**Task directions**
Reproduce all of the data exactly.

** begin Extracted material **

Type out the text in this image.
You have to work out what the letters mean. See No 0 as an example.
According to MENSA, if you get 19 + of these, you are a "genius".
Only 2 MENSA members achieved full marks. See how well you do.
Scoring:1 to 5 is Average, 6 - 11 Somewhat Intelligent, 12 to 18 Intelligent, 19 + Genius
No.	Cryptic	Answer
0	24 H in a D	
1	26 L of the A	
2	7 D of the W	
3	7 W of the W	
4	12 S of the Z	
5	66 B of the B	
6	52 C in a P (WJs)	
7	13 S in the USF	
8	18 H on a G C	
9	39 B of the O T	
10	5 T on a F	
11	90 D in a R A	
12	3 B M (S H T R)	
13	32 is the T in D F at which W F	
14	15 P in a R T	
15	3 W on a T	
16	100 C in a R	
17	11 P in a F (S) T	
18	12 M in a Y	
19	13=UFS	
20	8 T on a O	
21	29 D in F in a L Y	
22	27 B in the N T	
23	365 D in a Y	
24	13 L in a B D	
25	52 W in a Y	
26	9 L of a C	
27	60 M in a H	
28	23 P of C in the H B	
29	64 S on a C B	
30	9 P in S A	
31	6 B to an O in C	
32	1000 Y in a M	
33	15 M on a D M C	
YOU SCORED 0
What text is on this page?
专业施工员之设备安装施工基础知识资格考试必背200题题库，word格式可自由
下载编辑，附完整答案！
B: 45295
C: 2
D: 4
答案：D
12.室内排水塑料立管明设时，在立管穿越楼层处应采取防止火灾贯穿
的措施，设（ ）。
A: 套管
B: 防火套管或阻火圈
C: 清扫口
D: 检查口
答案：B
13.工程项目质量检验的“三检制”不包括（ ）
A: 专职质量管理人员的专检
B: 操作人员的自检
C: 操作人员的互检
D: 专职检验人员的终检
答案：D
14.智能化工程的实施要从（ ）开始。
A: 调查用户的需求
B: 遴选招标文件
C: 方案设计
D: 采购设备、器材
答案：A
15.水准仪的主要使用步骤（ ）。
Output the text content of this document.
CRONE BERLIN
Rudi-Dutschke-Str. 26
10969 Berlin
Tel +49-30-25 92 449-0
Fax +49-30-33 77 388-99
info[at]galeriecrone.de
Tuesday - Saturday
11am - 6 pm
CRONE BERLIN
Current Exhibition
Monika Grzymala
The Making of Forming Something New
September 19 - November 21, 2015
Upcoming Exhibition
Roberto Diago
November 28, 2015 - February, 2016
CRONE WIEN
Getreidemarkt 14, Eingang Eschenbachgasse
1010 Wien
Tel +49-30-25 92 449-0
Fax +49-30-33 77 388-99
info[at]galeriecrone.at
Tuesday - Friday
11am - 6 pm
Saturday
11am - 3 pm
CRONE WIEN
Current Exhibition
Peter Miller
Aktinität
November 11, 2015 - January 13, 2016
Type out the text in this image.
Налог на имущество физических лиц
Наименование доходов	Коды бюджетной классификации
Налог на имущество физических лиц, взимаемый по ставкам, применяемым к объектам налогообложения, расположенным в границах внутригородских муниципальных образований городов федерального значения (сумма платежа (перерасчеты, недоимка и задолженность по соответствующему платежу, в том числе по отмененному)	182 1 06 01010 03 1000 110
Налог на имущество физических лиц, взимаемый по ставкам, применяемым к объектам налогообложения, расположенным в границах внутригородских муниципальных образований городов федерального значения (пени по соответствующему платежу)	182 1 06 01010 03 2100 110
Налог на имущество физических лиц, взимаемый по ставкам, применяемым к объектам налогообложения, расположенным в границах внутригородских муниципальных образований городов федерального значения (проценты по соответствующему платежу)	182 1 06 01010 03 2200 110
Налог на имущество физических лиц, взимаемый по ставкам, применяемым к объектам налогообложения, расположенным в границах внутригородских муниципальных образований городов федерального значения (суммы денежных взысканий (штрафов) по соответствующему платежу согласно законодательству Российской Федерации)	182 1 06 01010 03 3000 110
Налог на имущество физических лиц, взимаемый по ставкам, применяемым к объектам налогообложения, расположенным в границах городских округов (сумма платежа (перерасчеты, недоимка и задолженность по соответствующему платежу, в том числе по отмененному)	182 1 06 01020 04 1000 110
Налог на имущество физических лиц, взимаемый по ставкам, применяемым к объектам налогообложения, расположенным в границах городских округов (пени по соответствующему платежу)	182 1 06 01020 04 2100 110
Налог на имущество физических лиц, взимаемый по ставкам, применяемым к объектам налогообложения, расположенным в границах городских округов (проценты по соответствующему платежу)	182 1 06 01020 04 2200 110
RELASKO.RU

** end Extracted material **

**Expected answer**
Type out the text in this image.
You have to work out what the letters mean. See No 0 as an example.
According to MENSA, if you get 19 + of these, you are a "genius".
Only 2 MENSA members achieved full marks. See how well you do.
Scoring:1 to 5 is Average, 6 - 11 Somewhat Intelligent, 12 to 18 Intelligent, 19 + Genius
No.	Cryptic	Answer
0	24 H in a D	
1	26 L of the A	
2	7 D of the W	
3	7 W of the W	
4	12 S of the Z	
5	66 B of the B	
6	52 C in a P (WJs)	
7	13 S in the USF	
8	18 H on a G C	
9	39 B of the O T	
10	5 T on a F	
11	90 D in a R A	
12	3 B M (S H T R)	
13	32 is the T in D F at which W F	
14	15 P in a R T	
15	3 W on a T	
16	100 C in a R	
17	11 P in a F (S) T	
18	12 M in a Y	
19	13=UFS	
20	8 T on a O	
21	29 D in F in a L Y	
22	27 B in the N T	
23	365 D in a Y	
24	13 L in a B D	
25	52 W in a Y	
26	9 L of a C	
27	60 M in a H	
28	23 P of C in the H B	
29	64 S on a C B	
30	9 P in S A	
31	6 B to an O in C	
32	1000 Y in a M	
33	15 M on a D M C	
YOU SCORED 0
What text is on this page?
专业施工员之设备安装施工基础知识资格考试必背200题题库，word格式可自由
下载编辑，附完整答案！
B: 45295
C: 2
D: 4
答案：D
12.室内排水塑料立管明设时，在立管穿越楼层处应采取防止火灾贯穿
的措施，设（ ）。
A: 套管
B: 防火套管或阻火圈
C: 清扫口
D: 检查口
答案：B
13.工程项目质量检验的“三检制”不包括（ ）
A: 专职质量管理人员的专检
B: 操作人员的自检
C: 操作人员的互检
D: 专职检验人员的终检
答案：D
14.智能化工程的实施要从（ ）开始。
A: 调查用户的需求
B: 遴选招标文件
C: 方案设计
D: 采购设备、器材
答案：A
15.水准仪的主要使用步骤（ ）。
Output the text content of this document.
CRONE BERLIN
Rudi-Dutschke-Str. 26
10969 Berlin
Tel +49-30-25 92 449-0
Fax +49-30-33 77 388-99
info[at]galeriecrone.de
Tuesday - Saturday
11am - 6 pm
CRONE BERLIN
Current Exhibition
Monika Grzymala
The Making of Forming Something New
September 19 - November 21, 2015
Upcoming Exhibition
Roberto Diago
November 28, 2015 - February, 2016
CRONE WIEN
Getreidemarkt 14, Eingang Eschenbachgasse
1010 Wien
Tel +49-30-25 92 449-0
Fax +49-30-33 77 388-99
info[at]galeriecrone.at
Tuesday - Friday
11am - 6 pm
Saturday
11am - 3 pm
CRONE WIEN
Current Exhibition
Peter Miller
Aktinität
November 11, 2015 - January 13, 2016
Type out the text in this image.
Налог на имущество физических лиц
Наименование доходов	Коды бюджетной классификации
Налог на имущество физических лиц, взимаемый по ставкам, применяемым к объектам налогообложения, расположенным в границах внутригородских муниципальных образований городов федерального значения (сумма платежа (перерасчеты, недоимка и задолженность по соответствующему платежу, в том числе по отмененному)	182 1 06 01010 03 1000 110
Налог на имущество физических лиц, взимаемый по ставкам, применяемым к объектам налогообложения, расположенным в границах внутригородских муниципальных образований городов федерального значения (пени по соответствующему платежу)	182 1 06 01010 03 2100 110
Налог на имущество физических лиц, взимаемый по ставкам, применяемым к объектам налогообложения, расположенным в границах внутригородских муниципальных образований городов федерального значения (проценты по соответствующему платежу)	182 1 06 01010 03 2200 110
Налог на имущество физических лиц, взимаемый по ставкам, применяемым к объектам налогообложения, расположенным в границах внутригородских муниципальных образований городов федерального значения (суммы денежных взысканий (штрафов) по соответствующему платежу согласно законодательству Российской Федерации)	182 1 06 01010 03 3000 110
Налог на имущество физических лиц, взимаемый по ставкам, применяемым к объектам налогообложения, расположенным в границах городских округов (сумма платежа (перерасчеты, недоимка и задолженность по соответствующему платежу, в том числе по отмененному)	182 1 06 01020 04 1000 110
Налог на имущество физических лиц, взимаемый по ставкам, применяемым к объектам налогообложения, расположенным в границах городских округов (пени по соответствующему платежу)	182 1 06 01020 04 2100 110
Налог на имущество физических лиц, взимаемый по ставкам, применяемым к объектам налогообложения, расположенным в границах городских округов (проценты по соответствующему платежу)	182 1 06 01020 04 2200 110
RELASKO.RU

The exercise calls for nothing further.